Collected data:
# # #

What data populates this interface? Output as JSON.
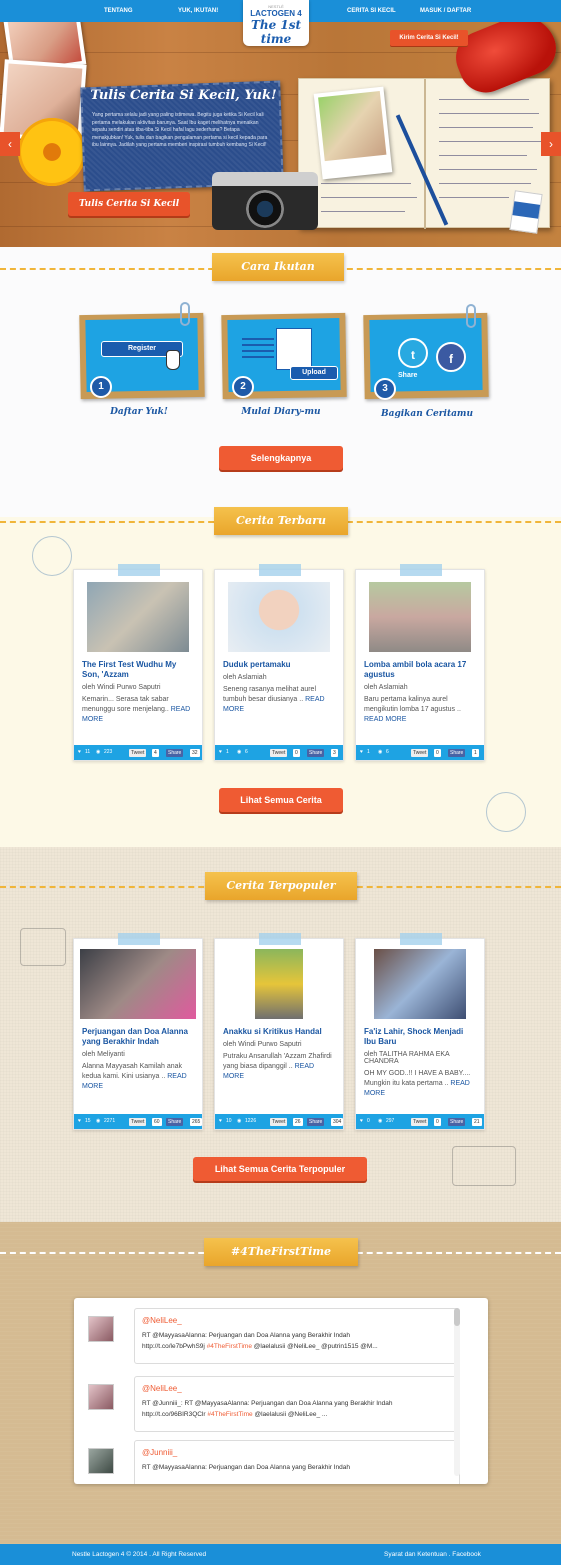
{
  "nav": {
    "items": [
      "TENTANG",
      "YUK, IKUTAN!",
      "CERITA SI KECIL",
      "MASUK / DAFTAR"
    ],
    "logo": {
      "brand_small": "NESTLÉ",
      "brand": "LACTOGEN 4",
      "tagline": "The 1st time"
    }
  },
  "hero": {
    "title": "Tulis Cerita Si Kecil, Yuk!",
    "text": "Yang pertama selalu jadi yang paling istimewa. Begitu juga ketika Si Kecil kali pertama melakukan aktivitas barunya. Saat Ibu kaget melihatnya menaikan sepatu sendiri atau tiba-tiba Si Kecil hafal lagu sederhana? Betapa menakjubkan! Yuk, tulis dan bagikan pengalaman pertama si kecil kepada para ibu lainnya. Jadilah yang pertama memberi inspirasi tumbuh kembang Si Kecil!",
    "cta": "Tulis Cerita Si Kecil",
    "kirim": "Kirim Cerita Si Kecil!",
    "arrow_left": "‹",
    "arrow_right": "›"
  },
  "cara": {
    "banner": "Cara Ikutan",
    "steps": [
      {
        "num": "1",
        "label": "Daftar Yuk!",
        "button": "Register"
      },
      {
        "num": "2",
        "label": "Mulai Diary-mu",
        "button": "Upload"
      },
      {
        "num": "3",
        "label": "Bagikan Ceritamu",
        "button": "Share"
      }
    ],
    "more_button": "Selengkapnya",
    "social": {
      "twitter": "t",
      "facebook": "f"
    }
  },
  "terbaru": {
    "banner": "Cerita Terbaru",
    "see_all": "Lihat Semua Cerita",
    "cards": [
      {
        "title": "The First Test Wudhu My Son, 'Azzam",
        "author": "oleh Windi Purwo Saputri",
        "excerpt": "Kemarin... Serasa tak sabar menunggu sore menjelang..",
        "more": "READ MORE",
        "likes": "11",
        "views": "223",
        "tweets": "4",
        "shares": "32"
      },
      {
        "title": "Duduk pertamaku",
        "author": "oleh Aslamiah",
        "excerpt": "Seneng rasanya melihat aurel tumbuh besar diusianya ..",
        "more": "READ MORE",
        "likes": "1",
        "views": "6",
        "tweets": "0",
        "shares": "3"
      },
      {
        "title": "Lomba ambil bola acara 17 agustus",
        "author": "oleh Aslamiah",
        "excerpt": "Baru pertama kalinya aurel mengikutin lomba 17 agustus ..",
        "more": "READ MORE",
        "likes": "1",
        "views": "6",
        "tweets": "0",
        "shares": "1"
      }
    ]
  },
  "populer": {
    "banner": "Cerita Terpopuler",
    "see_all": "Lihat Semua Cerita Terpopuler",
    "cards": [
      {
        "title": "Perjuangan dan Doa Alanna yang Berakhir Indah",
        "author": "oleh Meliyanti",
        "excerpt": "Alanna Mayyasah Kamilah anak kedua kami. Kini usianya ..",
        "more": "READ MORE",
        "likes": "15",
        "views": "2271",
        "tweets": "60",
        "shares": "265"
      },
      {
        "title": "Anakku si Kritikus Handal",
        "author": "oleh Windi Purwo Saputri",
        "excerpt": "Putraku Ansarullah 'Azzam Zhafirdi yang biasa dipanggil ..",
        "more": "READ MORE",
        "likes": "10",
        "views": "1226",
        "tweets": "26",
        "shares": "304"
      },
      {
        "title": "Fa'iz Lahir, Shock Menjadi Ibu Baru",
        "author": "oleh TALITHA RAHMA EKA CHANDRA",
        "excerpt": "OH MY GOD..!! I HAVE A BABY.... Mungkin itu kata pertama ..",
        "more": "READ MORE",
        "likes": "0",
        "views": "297",
        "tweets": "0",
        "shares": "21"
      }
    ]
  },
  "hashtag": {
    "banner": "#4TheFirstTime",
    "tweets": [
      {
        "user": "@NeliLee_",
        "line1": "RT @MayyasaAlanna: Perjuangan dan Doa Alanna yang Berakhir Indah",
        "line2_pre": "http://t.co/le7bPwhS9j ",
        "tag": "#4TheFirstTime",
        "line2_post": " @laelalusii @NeliLee_ @putrin1515 @M..."
      },
      {
        "user": "@NeliLee_",
        "line1": "RT @Junniii_: RT @MayyasaAlanna: Perjuangan dan Doa Alanna yang Berakhir Indah",
        "line2_pre": "http://t.co/96BIR3QClr ",
        "tag": "#4TheFirstTime",
        "line2_post": " @laelalusii @NeliLee_ ..."
      },
      {
        "user": "@Junniii_",
        "line1": "RT @MayyasaAlanna: Perjuangan dan Doa Alanna yang Berakhir Indah",
        "line2_pre": "",
        "tag": "",
        "line2_post": ""
      }
    ]
  },
  "footer": {
    "copyright": "Nestle Lactogen 4 © 2014 . All Right Reserved",
    "links": "Syarat dan Ketentuan . Facebook"
  },
  "colors": {
    "nav_blue": "#1a8fd8",
    "accent_orange": "#ef5b33",
    "banner_yellow": "#f5c24d",
    "link_blue": "#1a56a2",
    "card_footer_blue": "#1ea3e3"
  },
  "icons": [
    "heart-icon",
    "eye-icon",
    "twitter-icon",
    "facebook-icon",
    "paperclip-icon",
    "hand-cursor-icon",
    "document-icon"
  ]
}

# # #

● TASK DIRECTIONS: Without including any pictures, print each record exactly.

● SOLUTION TO THE PROBLEM:
What data populates this interface? Output as JSON.
{
  "nav": {
    "items": [
      "TENTANG",
      "YUK, IKUTAN!",
      "CERITA SI KECIL",
      "MASUK / DAFTAR"
    ],
    "logo": {
      "brand_small": "NESTLÉ",
      "brand": "LACTOGEN 4",
      "tagline": "The 1st time"
    }
  },
  "hero": {
    "title": "Tulis Cerita Si Kecil, Yuk!",
    "text": "Yang pertama selalu jadi yang paling istimewa. Begitu juga ketika Si Kecil kali pertama melakukan aktivitas barunya. Saat Ibu kaget melihatnya menaikan sepatu sendiri atau tiba-tiba Si Kecil hafal lagu sederhana? Betapa menakjubkan! Yuk, tulis dan bagikan pengalaman pertama si kecil kepada para ibu lainnya. Jadilah yang pertama memberi inspirasi tumbuh kembang Si Kecil!",
    "cta": "Tulis Cerita Si Kecil",
    "kirim": "Kirim Cerita Si Kecil!",
    "arrow_left": "‹",
    "arrow_right": "›"
  },
  "cara": {
    "banner": "Cara Ikutan",
    "steps": [
      {
        "num": "1",
        "label": "Daftar Yuk!",
        "button": "Register"
      },
      {
        "num": "2",
        "label": "Mulai Diary-mu",
        "button": "Upload"
      },
      {
        "num": "3",
        "label": "Bagikan Ceritamu",
        "button": "Share"
      }
    ],
    "more_button": "Selengkapnya",
    "social": {
      "twitter": "t",
      "facebook": "f"
    }
  },
  "terbaru": {
    "banner": "Cerita Terbaru",
    "see_all": "Lihat Semua Cerita",
    "cards": [
      {
        "title": "The First Test Wudhu My Son, 'Azzam",
        "author": "oleh Windi Purwo Saputri",
        "excerpt": "Kemarin... Serasa tak sabar menunggu sore menjelang..",
        "more": "READ MORE",
        "likes": "11",
        "views": "223",
        "tweets": "4",
        "shares": "32"
      },
      {
        "title": "Duduk pertamaku",
        "author": "oleh Aslamiah",
        "excerpt": "Seneng rasanya melihat aurel tumbuh besar diusianya ..",
        "more": "READ MORE",
        "likes": "1",
        "views": "6",
        "tweets": "0",
        "shares": "3"
      },
      {
        "title": "Lomba ambil bola acara 17 agustus",
        "author": "oleh Aslamiah",
        "excerpt": "Baru pertama kalinya aurel mengikutin lomba 17 agustus ..",
        "more": "READ MORE",
        "likes": "1",
        "views": "6",
        "tweets": "0",
        "shares": "1"
      }
    ]
  },
  "populer": {
    "banner": "Cerita Terpopuler",
    "see_all": "Lihat Semua Cerita Terpopuler",
    "cards": [
      {
        "title": "Perjuangan dan Doa Alanna yang Berakhir Indah",
        "author": "oleh Meliyanti",
        "excerpt": "Alanna Mayyasah Kamilah anak kedua kami. Kini usianya ..",
        "more": "READ MORE",
        "likes": "15",
        "views": "2271",
        "tweets": "60",
        "shares": "265"
      },
      {
        "title": "Anakku si Kritikus Handal",
        "author": "oleh Windi Purwo Saputri",
        "excerpt": "Putraku Ansarullah 'Azzam Zhafirdi yang biasa dipanggil ..",
        "more": "READ MORE",
        "likes": "10",
        "views": "1226",
        "tweets": "26",
        "shares": "304"
      },
      {
        "title": "Fa'iz Lahir, Shock Menjadi Ibu Baru",
        "author": "oleh TALITHA RAHMA EKA CHANDRA",
        "excerpt": "OH MY GOD..!! I HAVE A BABY.... Mungkin itu kata pertama ..",
        "more": "READ MORE",
        "likes": "0",
        "views": "297",
        "tweets": "0",
        "shares": "21"
      }
    ]
  },
  "hashtag": {
    "banner": "#4TheFirstTime",
    "tweets": [
      {
        "user": "@NeliLee_",
        "line1": "RT @MayyasaAlanna: Perjuangan dan Doa Alanna yang Berakhir Indah",
        "line2_pre": "http://t.co/le7bPwhS9j ",
        "tag": "#4TheFirstTime",
        "line2_post": " @laelalusii @NeliLee_ @putrin1515 @M..."
      },
      {
        "user": "@NeliLee_",
        "line1": "RT @Junniii_: RT @MayyasaAlanna: Perjuangan dan Doa Alanna yang Berakhir Indah",
        "line2_pre": "http://t.co/96BIR3QClr ",
        "tag": "#4TheFirstTime",
        "line2_post": " @laelalusii @NeliLee_ ..."
      },
      {
        "user": "@Junniii_",
        "line1": "RT @MayyasaAlanna: Perjuangan dan Doa Alanna yang Berakhir Indah",
        "line2_pre": "",
        "tag": "",
        "line2_post": ""
      }
    ]
  },
  "footer": {
    "copyright": "Nestle Lactogen 4 © 2014 . All Right Reserved",
    "links": "Syarat dan Ketentuan . Facebook"
  },
  "colors": {
    "nav_blue": "#1a8fd8",
    "accent_orange": "#ef5b33",
    "banner_yellow": "#f5c24d",
    "link_blue": "#1a56a2",
    "card_footer_blue": "#1ea3e3"
  },
  "icons": [
    "heart-icon",
    "eye-icon",
    "twitter-icon",
    "facebook-icon",
    "paperclip-icon",
    "hand-cursor-icon",
    "document-icon"
  ]
}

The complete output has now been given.